WHAT THE TASK REQUIRES - Locate each line below that includes "Bracket" and reproduce it.

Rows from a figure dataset
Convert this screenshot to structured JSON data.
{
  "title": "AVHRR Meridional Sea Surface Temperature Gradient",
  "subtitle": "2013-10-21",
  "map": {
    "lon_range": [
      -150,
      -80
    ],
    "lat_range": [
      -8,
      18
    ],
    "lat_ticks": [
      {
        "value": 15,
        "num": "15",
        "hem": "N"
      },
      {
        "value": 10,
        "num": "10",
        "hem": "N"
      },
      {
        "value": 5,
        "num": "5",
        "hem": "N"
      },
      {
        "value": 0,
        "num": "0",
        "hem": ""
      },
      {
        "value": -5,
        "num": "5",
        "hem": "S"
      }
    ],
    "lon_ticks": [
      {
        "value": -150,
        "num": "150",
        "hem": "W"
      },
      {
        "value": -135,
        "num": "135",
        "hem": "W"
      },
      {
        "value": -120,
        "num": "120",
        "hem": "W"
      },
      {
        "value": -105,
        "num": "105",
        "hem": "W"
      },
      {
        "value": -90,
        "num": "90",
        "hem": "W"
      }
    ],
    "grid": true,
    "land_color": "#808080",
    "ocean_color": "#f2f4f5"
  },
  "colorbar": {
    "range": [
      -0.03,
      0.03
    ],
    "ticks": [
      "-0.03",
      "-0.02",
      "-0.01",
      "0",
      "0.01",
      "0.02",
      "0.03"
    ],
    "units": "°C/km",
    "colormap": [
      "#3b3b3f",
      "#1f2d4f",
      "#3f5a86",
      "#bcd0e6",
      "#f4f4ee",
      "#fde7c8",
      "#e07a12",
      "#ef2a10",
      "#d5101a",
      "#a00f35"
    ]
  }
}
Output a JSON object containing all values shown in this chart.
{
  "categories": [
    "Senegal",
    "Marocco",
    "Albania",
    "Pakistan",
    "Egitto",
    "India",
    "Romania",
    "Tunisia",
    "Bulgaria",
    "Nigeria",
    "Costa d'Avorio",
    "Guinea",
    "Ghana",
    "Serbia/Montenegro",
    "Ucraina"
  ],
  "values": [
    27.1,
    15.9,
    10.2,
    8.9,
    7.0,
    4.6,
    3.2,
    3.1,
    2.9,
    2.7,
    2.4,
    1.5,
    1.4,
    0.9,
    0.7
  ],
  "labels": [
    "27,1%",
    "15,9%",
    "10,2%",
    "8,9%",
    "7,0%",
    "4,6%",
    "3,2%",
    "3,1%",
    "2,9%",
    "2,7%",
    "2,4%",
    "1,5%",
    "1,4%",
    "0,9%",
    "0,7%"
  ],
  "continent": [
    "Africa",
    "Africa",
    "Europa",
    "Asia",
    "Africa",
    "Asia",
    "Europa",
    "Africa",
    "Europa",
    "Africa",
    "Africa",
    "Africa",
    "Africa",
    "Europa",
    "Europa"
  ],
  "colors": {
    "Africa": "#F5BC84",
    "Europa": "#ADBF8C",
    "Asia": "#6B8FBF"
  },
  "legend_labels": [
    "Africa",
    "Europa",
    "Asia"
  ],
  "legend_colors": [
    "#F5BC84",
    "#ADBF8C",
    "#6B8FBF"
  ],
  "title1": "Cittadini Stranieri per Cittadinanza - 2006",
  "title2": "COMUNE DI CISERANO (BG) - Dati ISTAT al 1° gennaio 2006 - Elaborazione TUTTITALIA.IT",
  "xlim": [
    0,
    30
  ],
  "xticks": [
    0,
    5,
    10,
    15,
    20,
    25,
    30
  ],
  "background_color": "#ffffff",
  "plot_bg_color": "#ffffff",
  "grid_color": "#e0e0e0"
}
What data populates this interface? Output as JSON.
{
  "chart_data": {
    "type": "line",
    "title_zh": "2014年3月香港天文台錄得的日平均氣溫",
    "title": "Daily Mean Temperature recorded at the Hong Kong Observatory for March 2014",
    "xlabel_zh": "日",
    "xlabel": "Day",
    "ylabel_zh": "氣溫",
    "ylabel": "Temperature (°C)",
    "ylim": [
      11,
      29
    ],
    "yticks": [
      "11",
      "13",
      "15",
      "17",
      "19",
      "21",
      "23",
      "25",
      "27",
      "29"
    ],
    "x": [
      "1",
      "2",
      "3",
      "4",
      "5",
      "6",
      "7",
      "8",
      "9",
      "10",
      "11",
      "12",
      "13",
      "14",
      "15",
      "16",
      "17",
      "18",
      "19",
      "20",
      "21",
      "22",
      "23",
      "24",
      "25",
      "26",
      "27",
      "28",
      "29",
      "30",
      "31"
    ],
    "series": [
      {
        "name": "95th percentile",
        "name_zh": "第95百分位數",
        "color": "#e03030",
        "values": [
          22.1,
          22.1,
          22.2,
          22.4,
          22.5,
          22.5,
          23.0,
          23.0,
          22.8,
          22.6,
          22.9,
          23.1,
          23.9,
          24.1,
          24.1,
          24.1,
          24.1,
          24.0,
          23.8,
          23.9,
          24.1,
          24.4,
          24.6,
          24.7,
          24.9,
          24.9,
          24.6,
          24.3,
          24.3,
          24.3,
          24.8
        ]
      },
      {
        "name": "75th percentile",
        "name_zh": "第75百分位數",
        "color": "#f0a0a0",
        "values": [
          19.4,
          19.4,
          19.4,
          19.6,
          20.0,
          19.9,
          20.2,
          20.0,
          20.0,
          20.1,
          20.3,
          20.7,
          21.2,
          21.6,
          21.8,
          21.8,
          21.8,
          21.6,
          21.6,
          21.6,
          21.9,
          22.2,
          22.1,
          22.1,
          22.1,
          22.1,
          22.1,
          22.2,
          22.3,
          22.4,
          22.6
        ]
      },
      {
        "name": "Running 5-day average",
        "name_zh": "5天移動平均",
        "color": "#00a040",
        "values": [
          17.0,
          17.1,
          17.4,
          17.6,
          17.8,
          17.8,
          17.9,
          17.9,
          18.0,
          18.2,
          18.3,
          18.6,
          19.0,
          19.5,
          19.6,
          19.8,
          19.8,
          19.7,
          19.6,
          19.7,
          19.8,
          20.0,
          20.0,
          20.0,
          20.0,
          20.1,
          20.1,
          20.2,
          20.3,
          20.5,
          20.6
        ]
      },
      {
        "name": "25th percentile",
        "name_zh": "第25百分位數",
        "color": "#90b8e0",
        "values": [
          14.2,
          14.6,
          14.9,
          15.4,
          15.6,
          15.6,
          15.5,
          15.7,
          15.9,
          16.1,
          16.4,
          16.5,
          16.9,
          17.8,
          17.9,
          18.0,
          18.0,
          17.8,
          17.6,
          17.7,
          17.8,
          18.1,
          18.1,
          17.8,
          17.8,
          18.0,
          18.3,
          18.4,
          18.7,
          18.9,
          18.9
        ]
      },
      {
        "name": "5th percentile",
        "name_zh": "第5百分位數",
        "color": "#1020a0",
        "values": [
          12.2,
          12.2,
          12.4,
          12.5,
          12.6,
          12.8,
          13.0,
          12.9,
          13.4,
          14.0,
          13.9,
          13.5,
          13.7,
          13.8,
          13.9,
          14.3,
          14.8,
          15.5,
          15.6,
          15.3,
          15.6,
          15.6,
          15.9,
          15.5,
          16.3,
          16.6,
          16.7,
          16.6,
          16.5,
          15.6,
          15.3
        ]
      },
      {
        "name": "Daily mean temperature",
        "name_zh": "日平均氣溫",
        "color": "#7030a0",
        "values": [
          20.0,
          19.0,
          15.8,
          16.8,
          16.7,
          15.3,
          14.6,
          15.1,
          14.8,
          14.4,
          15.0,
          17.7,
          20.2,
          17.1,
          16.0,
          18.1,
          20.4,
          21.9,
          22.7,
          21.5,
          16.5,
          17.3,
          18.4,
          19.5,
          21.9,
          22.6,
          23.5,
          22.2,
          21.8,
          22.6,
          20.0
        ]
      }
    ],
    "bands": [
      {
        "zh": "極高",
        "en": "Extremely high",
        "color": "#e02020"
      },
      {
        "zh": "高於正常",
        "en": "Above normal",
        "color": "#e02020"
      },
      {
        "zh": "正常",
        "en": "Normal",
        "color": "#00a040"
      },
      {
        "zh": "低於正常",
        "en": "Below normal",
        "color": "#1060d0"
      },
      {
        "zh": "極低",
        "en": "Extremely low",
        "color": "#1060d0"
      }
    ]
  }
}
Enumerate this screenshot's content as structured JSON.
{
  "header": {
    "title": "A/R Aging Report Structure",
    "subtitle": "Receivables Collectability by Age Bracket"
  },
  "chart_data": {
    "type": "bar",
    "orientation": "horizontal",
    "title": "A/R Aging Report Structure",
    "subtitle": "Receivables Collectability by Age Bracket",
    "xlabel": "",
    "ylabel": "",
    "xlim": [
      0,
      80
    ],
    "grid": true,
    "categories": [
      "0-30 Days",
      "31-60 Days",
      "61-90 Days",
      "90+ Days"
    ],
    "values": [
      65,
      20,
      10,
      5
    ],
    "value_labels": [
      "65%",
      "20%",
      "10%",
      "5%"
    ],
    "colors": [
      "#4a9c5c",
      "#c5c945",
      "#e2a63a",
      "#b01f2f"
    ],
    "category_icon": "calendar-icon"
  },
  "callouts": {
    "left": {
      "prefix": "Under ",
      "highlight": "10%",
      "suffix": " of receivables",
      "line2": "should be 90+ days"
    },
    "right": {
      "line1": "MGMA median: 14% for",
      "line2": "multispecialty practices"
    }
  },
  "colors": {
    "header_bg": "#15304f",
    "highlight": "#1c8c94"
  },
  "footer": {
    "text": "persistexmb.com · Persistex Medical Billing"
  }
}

SOLVED PROBLEM -
    "subtitle": "Receivables Collectability by Age Bracket"
    "subtitle": "Receivables Collectability by Age Bracket",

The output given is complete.